AVAILABLE DATA ->
+-------+

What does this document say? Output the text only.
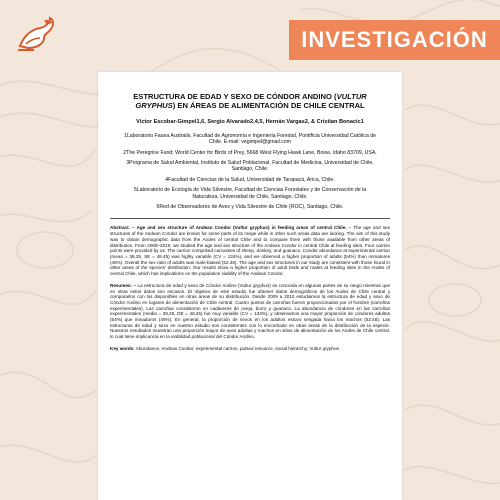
INVESTIGACIÓN
ESTRUCTURA DE EDAD Y SEXO DE CÓNDOR ANDINO (VULTUR GRYPHUS) EN ÁREAS DE ALIMENTACIÓN DE CHILE CENTRAL
Víctor Escobar-Gimpel1,6, Sergio Alvarado2,4,5, Hernán Vargas2, & Cristian Bonacic1
1Laboratorio Fauna Australis, Facultad de Agronomía e Ingeniería Forestal, Pontificia Universidad Católica de Chile. E-mail: vegimpel@gmail.com
2The Peregrine Fund; World Center for Birds of Prey, 5668 West Flying Hawk Lane, Boise, Idaho 83709, USA.
3Programa de Salud Ambiental, Instituto de Salud Poblacional, Facultad de Medicina, Universidad de Chile, Santiago, Chile.
4Facultad de Ciencias de la Salud, Universidad de Tarapacá, Arica, Chile.
5Laboratorio de Ecología de Vida Silvestre, Facultad de Ciencias Forestales y de Conservación de la Naturaleza, Universidad de Chile, Santiago, Chile.
6Red de Observadores de Aves y Vida Silvestre de Chile (ROC), Santiago, Chile.

Abstract. – Age and sex structure of Andean Condor (Vultur gryphus) in feeding areas of central Chile. – The age and sex structures of the Andean Condor are known for some parts of its range while in other such areas data are lacking. The aim of this study was to obtain demographic data from the Andes of central Chile and to compare them with those available from other areas of distribution. From 2009–2010, we studied the age and sex structure of the Andean Condor in central Chile at feeding sites. Four carrion points were provided by us. The carrion comprised carcasses of sheep, donkey, and guanaco. Condor abundance at experimental carrion (mean = 36.25, SE = 48.45) was highly variable (CV = 134%), and we observed a higher proportion of adults (54%) than immatures (46%). Overall the sex ratio of adults was male-biased (52:48). The age and sex structures in our study are consistent with those found in other areas of the species' distribution. Our results show a higher proportion of adult birds and males at feeding sites in the Andes of central Chile, which has implications on the population viability of the Andean Condor.

Resumen. – La estructura de edad y sexo de Cóndor Andino (Vultur gryphus) es conocida en algunas partes de su rango mientras que en otras estos datos son escasos. El objetivo de este estudio fue obtener datos demográficos de los Andes de Chile central y compararlos con los disponibles en otras áreas de su distribución. Desde 2009 a 2010 estudiamos la estructura de edad y sexo de Cóndor Andino en lugares de alimentación de Chile central. Cuatro puntos de carroñas fueron proporcionados por el hombre (carroñas experimentales). Las carroñas consistieron en cadáveres de oveja, burro y guanaco. La abundancia de cóndores en las carroñas experimentales (media = 36,25, DE = 48,45) fue muy variable (CV = 134%), y observamos una mayor proporción de cóndores adultos (54%) que inmaduros (46%). En general, la proporción de sexos en los adultos estuvo sesgada hacia los machos (52:48). Las estructuras de edad y sexo en nuestro estudio son consistentes con lo encontrado en otras áreas de la distribución de la especie. Nuestros resultados muestran una proporción mayor de aves adultas y machos en sitios de alimentación de los Andes de Chile central, lo cual tiene implicancia en la viabilidad poblacional del Cóndor Andino.

Key words: Abundance, Andean Condor, experimental carrion, pulsed resource, social hierarchy, Vultur gryphus.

+-------+

PROBLEM DETAILS -> Pull every line containing the word "Silvestre" out of the material and copy it.

TASK RESPONSE ->
5Laboratorio de Ecología de Vida Silvestre, Facultad de Ciencias Forestales y de Conservación de la Naturaleza, Universidad de Chile, Santiago, Chile.
6Red de Observadores de Aves y Vida Silvestre de Chile (ROC), Santiago, Chile.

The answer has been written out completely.